§ PROBLEM
Write out every line of the items below as a JSON list of strings, one string per line, with blank lines left out.

§ DATA LISTING
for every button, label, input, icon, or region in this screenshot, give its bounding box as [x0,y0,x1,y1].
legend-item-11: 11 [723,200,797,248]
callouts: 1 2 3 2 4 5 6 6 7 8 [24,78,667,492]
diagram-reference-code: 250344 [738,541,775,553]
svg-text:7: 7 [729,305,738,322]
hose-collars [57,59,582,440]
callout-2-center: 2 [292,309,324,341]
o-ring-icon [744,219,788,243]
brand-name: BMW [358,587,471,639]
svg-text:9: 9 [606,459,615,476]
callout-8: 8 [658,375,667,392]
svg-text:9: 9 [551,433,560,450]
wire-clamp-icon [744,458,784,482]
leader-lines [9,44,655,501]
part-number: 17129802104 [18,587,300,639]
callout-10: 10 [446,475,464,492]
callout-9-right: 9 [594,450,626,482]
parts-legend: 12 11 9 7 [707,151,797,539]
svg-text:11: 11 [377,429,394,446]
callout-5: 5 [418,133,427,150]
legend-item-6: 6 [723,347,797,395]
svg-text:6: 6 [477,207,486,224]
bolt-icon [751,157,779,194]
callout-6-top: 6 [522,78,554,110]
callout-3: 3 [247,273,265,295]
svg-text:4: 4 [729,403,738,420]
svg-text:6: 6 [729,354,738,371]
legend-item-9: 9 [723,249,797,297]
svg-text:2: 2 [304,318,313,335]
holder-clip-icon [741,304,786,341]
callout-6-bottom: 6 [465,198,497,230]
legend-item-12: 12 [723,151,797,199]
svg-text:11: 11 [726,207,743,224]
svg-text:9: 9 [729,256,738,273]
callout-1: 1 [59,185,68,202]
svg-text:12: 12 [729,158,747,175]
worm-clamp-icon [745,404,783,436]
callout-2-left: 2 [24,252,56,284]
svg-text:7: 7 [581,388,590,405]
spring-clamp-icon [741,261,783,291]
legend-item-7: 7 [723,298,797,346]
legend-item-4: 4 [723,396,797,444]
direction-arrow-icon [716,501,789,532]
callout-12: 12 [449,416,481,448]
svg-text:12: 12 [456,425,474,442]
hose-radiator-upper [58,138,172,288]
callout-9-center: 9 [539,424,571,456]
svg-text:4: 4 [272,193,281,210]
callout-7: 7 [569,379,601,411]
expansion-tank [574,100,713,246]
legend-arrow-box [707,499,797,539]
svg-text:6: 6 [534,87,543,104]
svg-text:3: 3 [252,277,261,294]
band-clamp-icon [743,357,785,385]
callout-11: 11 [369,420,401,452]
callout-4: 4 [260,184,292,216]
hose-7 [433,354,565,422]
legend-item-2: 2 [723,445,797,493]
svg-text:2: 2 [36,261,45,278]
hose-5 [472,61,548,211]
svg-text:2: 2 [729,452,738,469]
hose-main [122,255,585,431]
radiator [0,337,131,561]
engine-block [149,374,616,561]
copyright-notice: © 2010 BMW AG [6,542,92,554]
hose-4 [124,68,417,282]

§ EXERCISE SOLUTION
[
  "for every button, label, input, icon, or region in this screenshot, give its bounding box as [x0,y0,x1,y1].",
  "legend-item-11: 11 [723,200,797,248]",
  "callouts: 1 2 3 2 4 5 6 6 7 8 [24,78,667,492]",
  "diagram-reference-code: 250344 [738,541,775,553]",
  "svg-text:7: 7 [729,305,738,322]",
  "hose-collars [57,59,582,440]",
  "callout-2-center: 2 [292,309,324,341]",
  "o-ring-icon [744,219,788,243]",
  "brand-name: BMW [358,587,471,639]",
  "svg-text:9: 9 [606,459,615,476]",
  "callout-8: 8 [658,375,667,392]",
  "svg-text:9: 9 [551,433,560,450]",
  "wire-clamp-icon [744,458,784,482]",
  "leader-lines [9,44,655,501]",
  "part-number: 17129802104 [18,587,300,639]",
  "callout-10: 10 [446,475,464,492]",
  "callout-9-right: 9 [594,450,626,482]",
  "parts-legend: 12 11 9 7 [707,151,797,539]",
  "svg-text:11: 11 [377,429,394,446]",
  "callout-5: 5 [418,133,427,150]",
  "legend-item-6: 6 [723,347,797,395]",
  "svg-text:6: 6 [477,207,486,224]",
  "bolt-icon [751,157,779,194]",
  "callout-6-top: 6 [522,78,554,110]",
  "callout-3: 3 [247,273,265,295]",
  "svg-text:4: 4 [729,403,738,420]",
  "svg-text:6: 6 [729,354,738,371]",
  "legend-item-9: 9 [723,249,797,297]",
  "svg-text:2: 2 [304,318,313,335]",
  "holder-clip-icon [741,304,786,341]",
  "callout-6-bottom: 6 [465,198,497,230]",
  "legend-item-12: 12 [723,151,797,199]",
  "svg-text:11: 11 [726,207,743,224]",
  "svg-text:9: 9 [729,256,738,273]",
  "callout-1: 1 [59,185,68,202]",
  "svg-text:12: 12 [729,158,747,175]",
  "worm-clamp-icon [745,404,783,436]",
  "callout-2-left: 2 [24,252,56,284]",
  "svg-text:7: 7 [581,388,590,405]",
  "spring-clamp-icon [741,261,783,291]",
  "legend-item-7: 7 [723,298,797,346]",
  "legend-item-4: 4 [723,396,797,444]",
  "direction-arrow-icon [716,501,789,532]",
  "callout-12: 12 [449,416,481,448]",
  "svg-text:12: 12 [456,425,474,442]",
  "hose-radiator-upper [58,138,172,288]",
  "callout-9-center: 9 [539,424,571,456]",
  "svg-text:4: 4 [272,193,281,210]",
  "callout-7: 7 [569,379,601,411]",
  "expansion-tank [574,100,713,246]",
  "legend-arrow-box [707,499,797,539]",
  "svg-text:6: 6 [534,87,543,104]",
  "svg-text:3: 3 [252,277,261,294]",
  "band-clamp-icon [743,357,785,385]",
  "callout-11: 11 [369,420,401,452]",
  "callout-4: 4 [260,184,292,216]",
  "hose-7 [433,354,565,422]",
  "legend-item-2: 2 [723,445,797,493]",
  "svg-text:2: 2 [36,261,45,278]",
  "hose-5 [472,61,548,211]",
  "svg-text:2: 2 [729,452,738,469]",
  "hose-main [122,255,585,431]",
  "radiator [0,337,131,561]",
  "engine-block [149,374,616,561]",
  "copyright-notice: © 2010 BMW AG [6,542,92,554]",
  "hose-4 [124,68,417,282]"
]